■ **Work instructions**: The listing below must be repeated word for word, with its images excluded.

Data entries:
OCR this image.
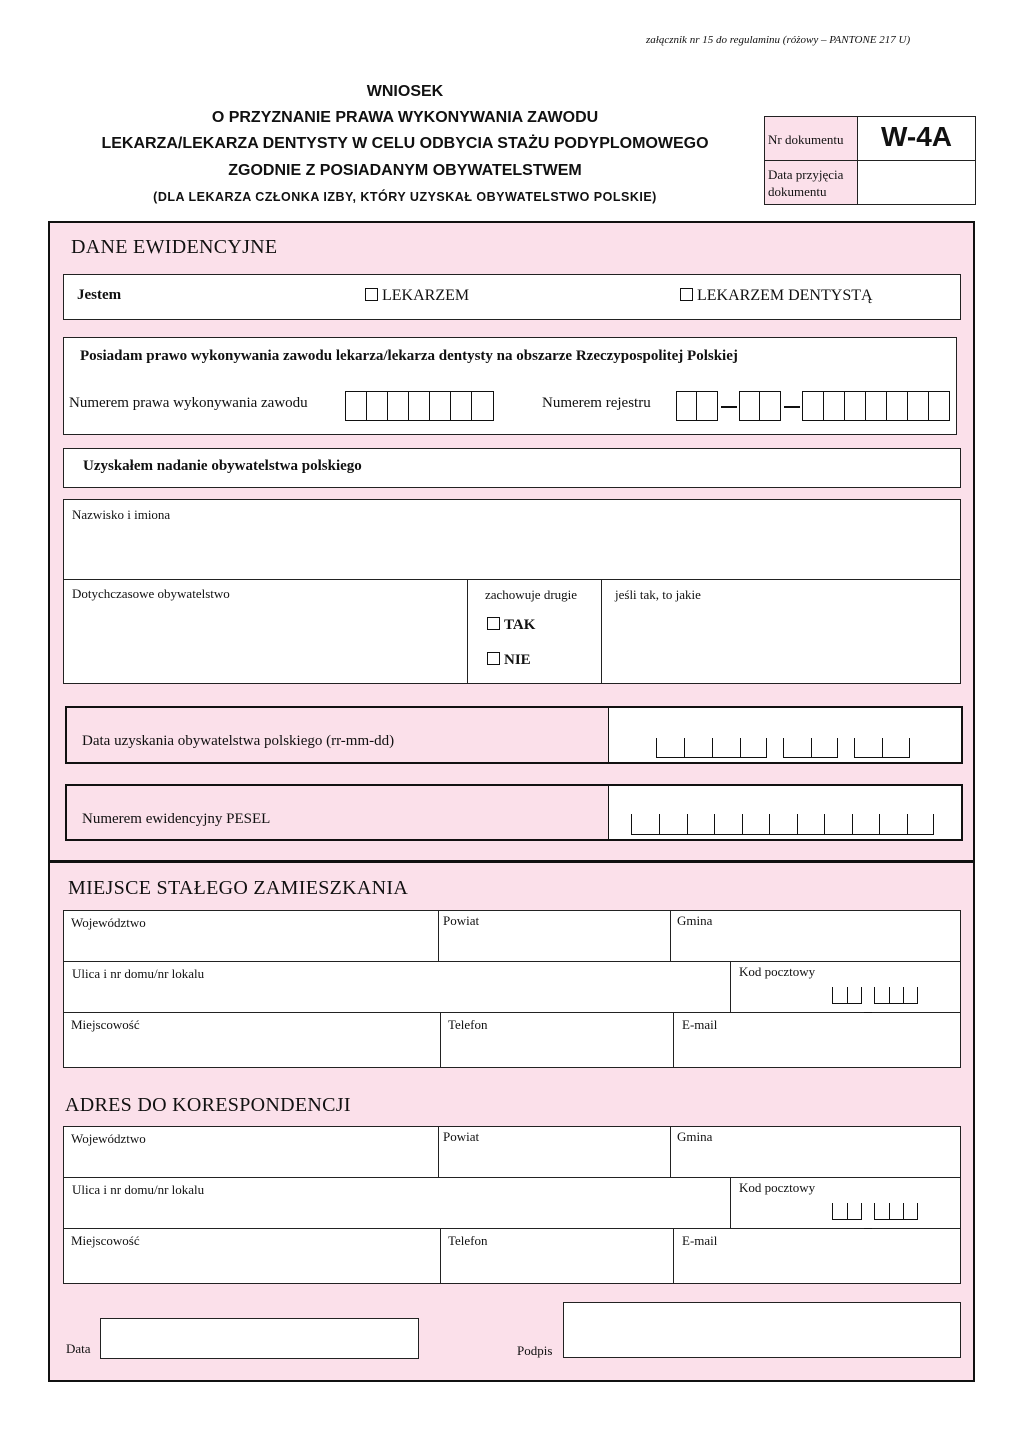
załącznik nr 15 do regulaminu (różowy – PANTONE 217 U)
WNIOSEK
O PRZYZNANIE PRAWA WYKONYWANIA ZAWODU
LEKARZA/LEKARZA DENTYSTY W CELU ODBYCIA STAŻU PODYPLOMOWEGO
ZGODNIE Z POSIADANYM OBYWATELSTWEM
(DLA LEKARZA CZŁONKA IZBY, KTÓRY UZYSKAŁ OBYWATELSTWO POLSKIE)
Nr dokumentu	W-4A
Data przyjęcia dokumentu
DANE EWIDENCYJNE
Jestem	LEKARZEM	LEKARZEM DENTYSTĄ
Posiadam prawo wykonywania zawodu lekarza/lekarza dentysty na obszarze Rzeczypospolitej Polskiej
Numerem prawa wykonywania zawodu	Numerem rejestru
Uzyskałem nadanie obywatelstwa polskiego
Nazwisko i imiona
Dotychczasowe obywatelstwo	zachowuje drugie
TAK
NIE
jeśli tak, to jakie
Data uzyskania obywatelstwa polskiego (rr-mm-dd)
Numerem ewidencyjny PESEL
MIEJSCE STAŁEGO ZAMIESZKANIA
Województwo	Powiat	Gmina
Ulica i nr domu/nr lokalu	Kod pocztowy
Miejscowość	Telefon	E-mail
ADRES DO KORESPONDENCJI
Województwo	Powiat	Gmina
Ulica i nr domu/nr lokalu	Kod pocztowy
Miejscowość	Telefon	E-mail
Data	Podpis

■ **Worked solution**:
OCR this image.
załącznik nr 15 do regulaminu (różowy – PANTONE 217 U)
WNIOSEK
O PRZYZNANIE PRAWA WYKONYWANIA ZAWODU
LEKARZA/LEKARZA DENTYSTY W CELU ODBYCIA STAŻU PODYPLOMOWEGO
ZGODNIE Z POSIADANYM OBYWATELSTWEM
(DLA LEKARZA CZŁONKA IZBY, KTÓRY UZYSKAŁ OBYWATELSTWO POLSKIE)
Nr dokumentu	W-4A
Data przyjęcia dokumentu
DANE EWIDENCYJNE
Jestem	LEKARZEM	LEKARZEM DENTYSTĄ
Posiadam prawo wykonywania zawodu lekarza/lekarza dentysty na obszarze Rzeczypospolitej Polskiej
Numerem prawa wykonywania zawodu	Numerem rejestru
Uzyskałem nadanie obywatelstwa polskiego
Nazwisko i imiona
Dotychczasowe obywatelstwo	zachowuje drugie
TAK
NIE
jeśli tak, to jakie
Data uzyskania obywatelstwa polskiego (rr-mm-dd)
Numerem ewidencyjny PESEL
MIEJSCE STAŁEGO ZAMIESZKANIA
Województwo	Powiat	Gmina
Ulica i nr domu/nr lokalu	Kod pocztowy
Miejscowość	Telefon	E-mail
ADRES DO KORESPONDENCJI
Województwo	Powiat	Gmina
Ulica i nr domu/nr lokalu	Kod pocztowy
Miejscowość	Telefon	E-mail
Data	Podpis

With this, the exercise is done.